GIVEN INSTRUCTION:
Render every nonblank line in the rows below as a Markdown table with two columns: No., holding the line's number, and Text, holding the line itself.

--- Start of ENTRIES SHOWN ---

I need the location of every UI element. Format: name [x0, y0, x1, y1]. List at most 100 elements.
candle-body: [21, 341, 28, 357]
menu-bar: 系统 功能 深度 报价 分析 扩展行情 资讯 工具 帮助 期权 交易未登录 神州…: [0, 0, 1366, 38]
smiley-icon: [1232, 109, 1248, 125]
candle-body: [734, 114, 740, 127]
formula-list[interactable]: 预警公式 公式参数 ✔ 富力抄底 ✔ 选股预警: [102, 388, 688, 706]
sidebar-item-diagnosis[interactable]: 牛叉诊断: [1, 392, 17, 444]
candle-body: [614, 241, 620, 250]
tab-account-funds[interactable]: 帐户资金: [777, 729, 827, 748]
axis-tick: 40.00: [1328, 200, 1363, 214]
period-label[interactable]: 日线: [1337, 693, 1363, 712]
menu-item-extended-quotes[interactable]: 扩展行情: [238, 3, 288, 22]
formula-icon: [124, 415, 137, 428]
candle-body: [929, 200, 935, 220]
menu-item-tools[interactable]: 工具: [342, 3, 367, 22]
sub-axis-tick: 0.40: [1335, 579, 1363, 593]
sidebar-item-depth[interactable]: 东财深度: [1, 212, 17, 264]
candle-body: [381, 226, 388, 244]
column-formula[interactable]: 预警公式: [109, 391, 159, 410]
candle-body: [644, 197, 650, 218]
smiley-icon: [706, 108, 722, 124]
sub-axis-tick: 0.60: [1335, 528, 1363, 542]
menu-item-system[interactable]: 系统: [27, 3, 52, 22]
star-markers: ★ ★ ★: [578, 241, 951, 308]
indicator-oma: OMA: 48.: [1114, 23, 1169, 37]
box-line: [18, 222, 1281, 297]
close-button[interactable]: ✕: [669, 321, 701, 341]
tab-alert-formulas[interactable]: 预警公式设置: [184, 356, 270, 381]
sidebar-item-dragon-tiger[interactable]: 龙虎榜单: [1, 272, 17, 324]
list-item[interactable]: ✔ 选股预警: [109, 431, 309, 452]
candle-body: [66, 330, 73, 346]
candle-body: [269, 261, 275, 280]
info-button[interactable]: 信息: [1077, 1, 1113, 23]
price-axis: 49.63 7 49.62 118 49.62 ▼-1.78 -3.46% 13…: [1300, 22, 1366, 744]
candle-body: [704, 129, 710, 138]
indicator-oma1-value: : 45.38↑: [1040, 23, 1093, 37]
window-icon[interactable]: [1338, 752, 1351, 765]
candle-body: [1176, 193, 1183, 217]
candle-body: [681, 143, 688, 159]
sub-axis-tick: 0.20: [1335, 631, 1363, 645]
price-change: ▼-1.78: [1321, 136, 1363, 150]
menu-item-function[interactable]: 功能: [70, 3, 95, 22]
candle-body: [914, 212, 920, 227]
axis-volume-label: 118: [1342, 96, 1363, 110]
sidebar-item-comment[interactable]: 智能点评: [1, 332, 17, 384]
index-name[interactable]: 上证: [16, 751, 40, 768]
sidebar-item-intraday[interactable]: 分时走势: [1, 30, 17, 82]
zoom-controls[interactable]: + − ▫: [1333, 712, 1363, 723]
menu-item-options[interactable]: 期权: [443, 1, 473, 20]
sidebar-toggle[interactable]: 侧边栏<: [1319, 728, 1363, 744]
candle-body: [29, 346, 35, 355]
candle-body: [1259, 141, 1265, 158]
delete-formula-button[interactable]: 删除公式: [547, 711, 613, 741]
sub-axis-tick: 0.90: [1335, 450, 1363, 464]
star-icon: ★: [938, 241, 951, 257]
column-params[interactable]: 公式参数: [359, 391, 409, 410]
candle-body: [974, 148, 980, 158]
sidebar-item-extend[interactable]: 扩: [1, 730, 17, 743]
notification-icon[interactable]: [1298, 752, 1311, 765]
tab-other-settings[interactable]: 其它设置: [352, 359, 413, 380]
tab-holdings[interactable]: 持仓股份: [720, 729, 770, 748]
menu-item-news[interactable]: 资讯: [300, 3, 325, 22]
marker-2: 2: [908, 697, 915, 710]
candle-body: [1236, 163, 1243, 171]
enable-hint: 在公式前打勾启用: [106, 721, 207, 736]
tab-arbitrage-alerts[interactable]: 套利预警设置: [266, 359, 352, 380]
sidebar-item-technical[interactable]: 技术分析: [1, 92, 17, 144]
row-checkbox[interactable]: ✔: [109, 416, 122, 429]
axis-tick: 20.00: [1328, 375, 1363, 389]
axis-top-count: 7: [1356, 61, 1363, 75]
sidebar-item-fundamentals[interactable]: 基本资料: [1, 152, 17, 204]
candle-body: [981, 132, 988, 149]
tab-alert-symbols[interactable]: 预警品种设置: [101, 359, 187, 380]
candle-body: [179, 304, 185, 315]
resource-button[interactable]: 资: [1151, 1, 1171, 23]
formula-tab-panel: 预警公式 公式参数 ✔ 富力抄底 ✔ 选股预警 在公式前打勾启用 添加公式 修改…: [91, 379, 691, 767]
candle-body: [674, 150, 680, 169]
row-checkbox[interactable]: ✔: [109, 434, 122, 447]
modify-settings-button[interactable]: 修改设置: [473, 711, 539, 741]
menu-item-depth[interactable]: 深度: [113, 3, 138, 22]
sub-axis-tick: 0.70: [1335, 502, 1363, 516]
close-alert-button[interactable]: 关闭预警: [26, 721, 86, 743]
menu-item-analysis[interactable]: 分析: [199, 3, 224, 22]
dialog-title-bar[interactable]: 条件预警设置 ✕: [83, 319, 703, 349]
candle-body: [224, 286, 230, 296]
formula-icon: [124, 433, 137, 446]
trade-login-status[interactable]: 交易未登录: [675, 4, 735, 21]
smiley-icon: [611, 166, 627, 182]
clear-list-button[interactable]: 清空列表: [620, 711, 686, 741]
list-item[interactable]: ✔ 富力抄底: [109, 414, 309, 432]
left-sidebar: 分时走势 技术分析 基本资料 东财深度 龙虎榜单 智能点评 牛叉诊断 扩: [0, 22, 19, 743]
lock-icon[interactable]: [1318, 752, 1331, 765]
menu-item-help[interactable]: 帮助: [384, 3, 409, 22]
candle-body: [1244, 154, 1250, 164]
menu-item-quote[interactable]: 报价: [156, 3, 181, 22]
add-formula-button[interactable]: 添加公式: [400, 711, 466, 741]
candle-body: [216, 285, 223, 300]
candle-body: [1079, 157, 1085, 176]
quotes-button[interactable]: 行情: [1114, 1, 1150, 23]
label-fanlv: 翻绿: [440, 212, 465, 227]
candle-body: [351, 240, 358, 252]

--- End of ENTRIES SHOWN ---

OUTPUT BELOW:
| No. | Text |
|---|---|
| 1 | I need the location of every UI element. Format: name [x0, y0, x1, y1]. List at most 100 elements. |
| 2 | candle-body: [21, 341, 28, 357] |
| 3 | menu-bar: 系统 功能 深度 报价 分析 扩展行情 资讯 工具 帮助 期权 交易未登录 神州…: [0, 0, 1366, 38] |
| 4 | smiley-icon: [1232, 109, 1248, 125] |
| 5 | candle-body: [734, 114, 740, 127] |
| 6 | formula-list[interactable]: 预警公式 公式参数 ✔ 富力抄底 ✔ 选股预警: [102, 388, 688, 706] |
| 7 | sidebar-item-diagnosis[interactable]: 牛叉诊断: [1, 392, 17, 444] |
| 8 | candle-body: [614, 241, 620, 250] |
| 9 | tab-account-funds[interactable]: 帐户资金: [777, 729, 827, 748] |
| 10 | axis-tick: 40.00: [1328, 200, 1363, 214] |
| 11 | period-label[interactable]: 日线: [1337, 693, 1363, 712] |
| 12 | menu-item-extended-quotes[interactable]: 扩展行情: [238, 3, 288, 22] |
| 13 | formula-icon: [124, 415, 137, 428] |
| 14 | candle-body: [929, 200, 935, 220] |
| 15 | menu-item-tools[interactable]: 工具: [342, 3, 367, 22] |
| 16 | sub-axis-tick: 0.40: [1335, 579, 1363, 593] |
| 17 | sidebar-item-depth[interactable]: 东财深度: [1, 212, 17, 264] |
| 18 | candle-body: [381, 226, 388, 244] |
| 19 | column-formula[interactable]: 预警公式: [109, 391, 159, 410] |
| 20 | candle-body: [644, 197, 650, 218] |
| 21 | smiley-icon: [706, 108, 722, 124] |
| 22 | sub-axis-tick: 0.60: [1335, 528, 1363, 542] |
| 23 | menu-item-system[interactable]: 系统: [27, 3, 52, 22] |
| 24 | star-markers: ★ ★ ★: [578, 241, 951, 308] |
| 25 | indicator-oma: OMA: 48.: [1114, 23, 1169, 37] |
| 26 | box-line: [18, 222, 1281, 297] |
| 27 | close-button[interactable]: ✕: [669, 321, 701, 341] |
| 28 | tab-alert-formulas[interactable]: 预警公式设置: [184, 356, 270, 381] |
| 29 | sidebar-item-dragon-tiger[interactable]: 龙虎榜单: [1, 272, 17, 324] |
| 30 | list-item[interactable]: ✔ 选股预警: [109, 431, 309, 452] |
| 31 | candle-body: [66, 330, 73, 346] |
| 32 | candle-body: [269, 261, 275, 280] |
| 33 | info-button[interactable]: 信息: [1077, 1, 1113, 23] |
| 34 | price-axis: 49.63 7 49.62 118 49.62 ▼-1.78 -3.46% 13…: [1300, 22, 1366, 744] |
| 35 | candle-body: [704, 129, 710, 138] |
| 36 | indicator-oma1-value: : 45.38↑: [1040, 23, 1093, 37] |
| 37 | window-icon[interactable]: [1338, 752, 1351, 765] |
| 38 | candle-body: [1176, 193, 1183, 217] |
| 39 | candle-body: [681, 143, 688, 159] |
| 40 | sub-axis-tick: 0.20: [1335, 631, 1363, 645] |
| 41 | price-change: ▼-1.78: [1321, 136, 1363, 150] |
| 42 | menu-item-function[interactable]: 功能: [70, 3, 95, 22] |
| 43 | candle-body: [914, 212, 920, 227] |
| 44 | axis-volume-label: 118: [1342, 96, 1363, 110] |
| 45 | sidebar-item-comment[interactable]: 智能点评: [1, 332, 17, 384] |
| 46 | index-name[interactable]: 上证: [16, 751, 40, 768] |
| 47 | sidebar-item-intraday[interactable]: 分时走势: [1, 30, 17, 82] |
| 48 | zoom-controls[interactable]: + − ▫: [1333, 712, 1363, 723] |
| 49 | menu-item-options[interactable]: 期权: [443, 1, 473, 20] |
| 50 | sidebar-toggle[interactable]: 侧边栏<: [1319, 728, 1363, 744] |
| 51 | candle-body: [29, 346, 35, 355] |
| 52 | candle-body: [1259, 141, 1265, 158] |
| 53 | delete-formula-button[interactable]: 删除公式: [547, 711, 613, 741] |
| 54 | sub-axis-tick: 0.90: [1335, 450, 1363, 464] |
| 55 | star-icon: ★: [938, 241, 951, 257] |
| 56 | column-params[interactable]: 公式参数: [359, 391, 409, 410] |
| 57 | candle-body: [974, 148, 980, 158] |
| 58 | sidebar-item-extend[interactable]: 扩: [1, 730, 17, 743] |
| 59 | notification-icon[interactable]: [1298, 752, 1311, 765] |
| 60 | tab-other-settings[interactable]: 其它设置: [352, 359, 413, 380] |
| 61 | tab-holdings[interactable]: 持仓股份: [720, 729, 770, 748] |
| 62 | menu-item-news[interactable]: 资讯: [300, 3, 325, 22] |
| 63 | marker-2: 2: [908, 697, 915, 710] |
| 64 | candle-body: [1236, 163, 1243, 171] |
| 65 | enable-hint: 在公式前打勾启用: [106, 721, 207, 736] |
| 66 | tab-arbitrage-alerts[interactable]: 套利预警设置: [266, 359, 352, 380] |
| 67 | sidebar-item-technical[interactable]: 技术分析: [1, 92, 17, 144] |
| 68 | row-checkbox[interactable]: ✔: [109, 416, 122, 429] |
| 69 | axis-tick: 20.00: [1328, 375, 1363, 389] |
| 70 | axis-top-count: 7: [1356, 61, 1363, 75] |
| 71 | sidebar-item-fundamentals[interactable]: 基本资料: [1, 152, 17, 204] |
| 72 | candle-body: [981, 132, 988, 149] |
| 73 | tab-alert-symbols[interactable]: 预警品种设置: [101, 359, 187, 380] |
| 74 | candle-body: [179, 304, 185, 315] |
| 75 | resource-button[interactable]: 资: [1151, 1, 1171, 23] |
| 76 | formula-tab-panel: 预警公式 公式参数 ✔ 富力抄底 ✔ 选股预警 在公式前打勾启用 添加公式 修改…: [91, 379, 691, 767] |
| 77 | candle-body: [674, 150, 680, 169] |
| 78 | row-checkbox[interactable]: ✔: [109, 434, 122, 447] |
| 79 | modify-settings-button[interactable]: 修改设置: [473, 711, 539, 741] |
| 80 | menu-item-depth[interactable]: 深度: [113, 3, 138, 22] |
| 81 | sub-axis-tick: 0.70: [1335, 502, 1363, 516] |
| 82 | close-alert-button[interactable]: 关闭预警: [26, 721, 86, 743] |
| 83 | menu-item-analysis[interactable]: 分析: [199, 3, 224, 22] |
| 84 | dialog-title-bar[interactable]: 条件预警设置 ✕: [83, 319, 703, 349] |
| 85 | candle-body: [224, 286, 230, 296] |
| 86 | formula-icon: [124, 433, 137, 446] |
| 87 | trade-login-status[interactable]: 交易未登录: [675, 4, 735, 21] |
| 88 | smiley-icon: [611, 166, 627, 182] |
| 89 | clear-list-button[interactable]: 清空列表: [620, 711, 686, 741] |
| 90 | list-item[interactable]: ✔ 富力抄底: [109, 414, 309, 432] |
| 91 | left-sidebar: 分时走势 技术分析 基本资料 东财深度 龙虎榜单 智能点评 牛叉诊断 扩: [0, 22, 19, 743] |
| 92 | lock-icon[interactable]: [1318, 752, 1331, 765] |
| 93 | menu-item-help[interactable]: 帮助: [384, 3, 409, 22] |
| 94 | candle-body: [1244, 154, 1250, 164] |
| 95 | menu-item-quote[interactable]: 报价: [156, 3, 181, 22] |
| 96 | add-formula-button[interactable]: 添加公式: [400, 711, 466, 741] |
| 97 | candle-body: [216, 285, 223, 300] |
| 98 | candle-body: [1079, 157, 1085, 176] |
| 99 | quotes-button[interactable]: 行情: [1114, 1, 1150, 23] |
| 100 | label-fanlv: 翻绿: [440, 212, 465, 227] |
| 101 | candle-body: [351, 240, 358, 252] |